**Task to complete:**
Copy out each line that mentions the word "marchandise".

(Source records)
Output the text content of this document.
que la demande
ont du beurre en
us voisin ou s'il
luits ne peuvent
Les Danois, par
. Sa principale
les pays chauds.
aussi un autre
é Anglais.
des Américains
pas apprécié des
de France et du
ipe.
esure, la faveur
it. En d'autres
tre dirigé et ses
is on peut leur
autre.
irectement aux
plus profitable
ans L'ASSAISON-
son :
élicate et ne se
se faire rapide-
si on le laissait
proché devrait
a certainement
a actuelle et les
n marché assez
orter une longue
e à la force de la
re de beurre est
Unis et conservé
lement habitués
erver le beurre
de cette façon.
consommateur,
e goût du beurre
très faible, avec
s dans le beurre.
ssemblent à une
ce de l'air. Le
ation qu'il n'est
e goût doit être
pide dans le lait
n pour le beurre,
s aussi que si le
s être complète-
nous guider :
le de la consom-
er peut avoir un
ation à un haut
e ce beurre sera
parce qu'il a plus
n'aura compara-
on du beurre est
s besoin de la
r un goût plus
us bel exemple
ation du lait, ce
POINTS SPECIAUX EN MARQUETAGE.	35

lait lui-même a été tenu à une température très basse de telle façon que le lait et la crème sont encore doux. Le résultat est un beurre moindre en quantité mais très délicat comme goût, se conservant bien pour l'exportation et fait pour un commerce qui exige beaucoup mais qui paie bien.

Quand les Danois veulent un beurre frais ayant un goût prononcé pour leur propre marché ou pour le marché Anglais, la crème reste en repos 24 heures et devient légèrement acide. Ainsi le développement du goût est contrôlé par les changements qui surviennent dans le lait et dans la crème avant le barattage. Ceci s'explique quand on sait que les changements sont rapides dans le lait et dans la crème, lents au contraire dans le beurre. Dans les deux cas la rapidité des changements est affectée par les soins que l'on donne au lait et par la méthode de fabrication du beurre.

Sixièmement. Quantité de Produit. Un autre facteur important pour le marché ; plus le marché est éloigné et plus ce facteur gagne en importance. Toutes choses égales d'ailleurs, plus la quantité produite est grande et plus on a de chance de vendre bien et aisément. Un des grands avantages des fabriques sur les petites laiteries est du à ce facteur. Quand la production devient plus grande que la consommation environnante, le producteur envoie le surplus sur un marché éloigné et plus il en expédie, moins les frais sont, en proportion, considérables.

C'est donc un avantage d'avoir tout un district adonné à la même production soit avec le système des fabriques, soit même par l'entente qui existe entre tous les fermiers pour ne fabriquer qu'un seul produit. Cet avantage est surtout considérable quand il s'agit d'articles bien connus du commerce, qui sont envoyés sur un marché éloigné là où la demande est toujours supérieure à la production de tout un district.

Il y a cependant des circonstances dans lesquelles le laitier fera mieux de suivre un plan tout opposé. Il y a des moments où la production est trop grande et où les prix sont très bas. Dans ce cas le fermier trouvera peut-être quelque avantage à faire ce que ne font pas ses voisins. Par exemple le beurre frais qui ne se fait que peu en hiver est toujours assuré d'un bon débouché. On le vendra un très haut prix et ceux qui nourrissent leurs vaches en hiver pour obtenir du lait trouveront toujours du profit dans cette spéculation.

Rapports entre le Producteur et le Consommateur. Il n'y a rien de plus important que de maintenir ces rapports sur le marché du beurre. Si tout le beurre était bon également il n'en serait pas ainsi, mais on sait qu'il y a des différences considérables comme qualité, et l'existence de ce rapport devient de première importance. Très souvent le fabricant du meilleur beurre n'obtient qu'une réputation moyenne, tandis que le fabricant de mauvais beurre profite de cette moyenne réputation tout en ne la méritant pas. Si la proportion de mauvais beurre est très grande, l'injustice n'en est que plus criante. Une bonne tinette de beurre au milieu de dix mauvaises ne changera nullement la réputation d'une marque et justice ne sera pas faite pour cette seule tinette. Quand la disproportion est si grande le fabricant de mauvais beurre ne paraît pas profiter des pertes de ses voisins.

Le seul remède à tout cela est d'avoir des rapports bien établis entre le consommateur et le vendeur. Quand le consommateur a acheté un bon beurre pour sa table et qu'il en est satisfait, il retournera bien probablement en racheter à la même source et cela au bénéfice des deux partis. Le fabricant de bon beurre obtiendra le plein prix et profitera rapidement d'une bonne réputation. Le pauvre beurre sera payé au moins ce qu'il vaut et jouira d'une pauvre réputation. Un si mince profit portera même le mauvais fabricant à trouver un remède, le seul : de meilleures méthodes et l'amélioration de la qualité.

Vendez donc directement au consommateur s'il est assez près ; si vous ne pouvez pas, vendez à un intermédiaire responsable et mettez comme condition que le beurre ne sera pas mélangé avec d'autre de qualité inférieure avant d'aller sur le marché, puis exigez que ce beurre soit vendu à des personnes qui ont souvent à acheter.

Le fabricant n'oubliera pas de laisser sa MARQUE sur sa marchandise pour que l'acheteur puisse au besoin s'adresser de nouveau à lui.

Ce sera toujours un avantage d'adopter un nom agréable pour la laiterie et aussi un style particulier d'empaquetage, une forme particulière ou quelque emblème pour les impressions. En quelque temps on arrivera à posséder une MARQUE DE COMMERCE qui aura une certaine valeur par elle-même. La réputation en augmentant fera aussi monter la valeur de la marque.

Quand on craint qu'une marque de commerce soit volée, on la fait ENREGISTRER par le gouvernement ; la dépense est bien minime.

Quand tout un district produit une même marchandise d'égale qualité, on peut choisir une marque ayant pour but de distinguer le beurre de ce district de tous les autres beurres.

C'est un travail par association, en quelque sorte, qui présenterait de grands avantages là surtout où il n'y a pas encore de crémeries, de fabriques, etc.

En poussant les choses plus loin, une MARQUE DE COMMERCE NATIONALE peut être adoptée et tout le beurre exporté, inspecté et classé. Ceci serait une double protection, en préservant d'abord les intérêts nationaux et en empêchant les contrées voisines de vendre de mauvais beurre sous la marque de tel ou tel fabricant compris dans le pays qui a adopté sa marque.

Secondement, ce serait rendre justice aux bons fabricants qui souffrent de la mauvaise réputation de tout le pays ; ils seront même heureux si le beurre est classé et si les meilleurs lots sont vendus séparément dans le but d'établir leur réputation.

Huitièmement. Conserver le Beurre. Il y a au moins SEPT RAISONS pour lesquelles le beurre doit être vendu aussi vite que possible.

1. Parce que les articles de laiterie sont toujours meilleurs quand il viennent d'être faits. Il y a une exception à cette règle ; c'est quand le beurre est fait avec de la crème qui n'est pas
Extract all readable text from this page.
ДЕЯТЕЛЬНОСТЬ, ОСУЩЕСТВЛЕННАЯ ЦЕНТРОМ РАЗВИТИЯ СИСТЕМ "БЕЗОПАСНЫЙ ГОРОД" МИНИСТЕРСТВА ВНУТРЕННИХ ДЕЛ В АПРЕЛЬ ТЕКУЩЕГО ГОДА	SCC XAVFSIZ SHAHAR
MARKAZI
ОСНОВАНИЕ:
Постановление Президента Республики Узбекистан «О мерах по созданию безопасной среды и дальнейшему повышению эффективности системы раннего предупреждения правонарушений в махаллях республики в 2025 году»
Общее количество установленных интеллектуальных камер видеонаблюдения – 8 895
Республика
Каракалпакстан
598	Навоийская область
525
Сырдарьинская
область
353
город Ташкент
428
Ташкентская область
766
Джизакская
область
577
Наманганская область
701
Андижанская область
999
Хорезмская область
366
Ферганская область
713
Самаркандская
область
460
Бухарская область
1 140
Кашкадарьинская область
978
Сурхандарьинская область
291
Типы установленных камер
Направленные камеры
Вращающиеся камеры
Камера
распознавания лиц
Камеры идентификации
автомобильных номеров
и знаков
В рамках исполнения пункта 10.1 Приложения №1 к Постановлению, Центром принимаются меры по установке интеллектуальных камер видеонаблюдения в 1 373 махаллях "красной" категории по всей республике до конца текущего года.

**Final result:**
Le fabricant n'oubliera pas de laisser sa MARQUE sur sa marchandise pour que l'acheteur puisse au besoin s'adresser de nouveau à lui.
Quand tout un district produit une même marchandise d'égale qualité, on peut choisir une marque ayant pour but de distinguer le beurre de ce district de tous les autres beurres.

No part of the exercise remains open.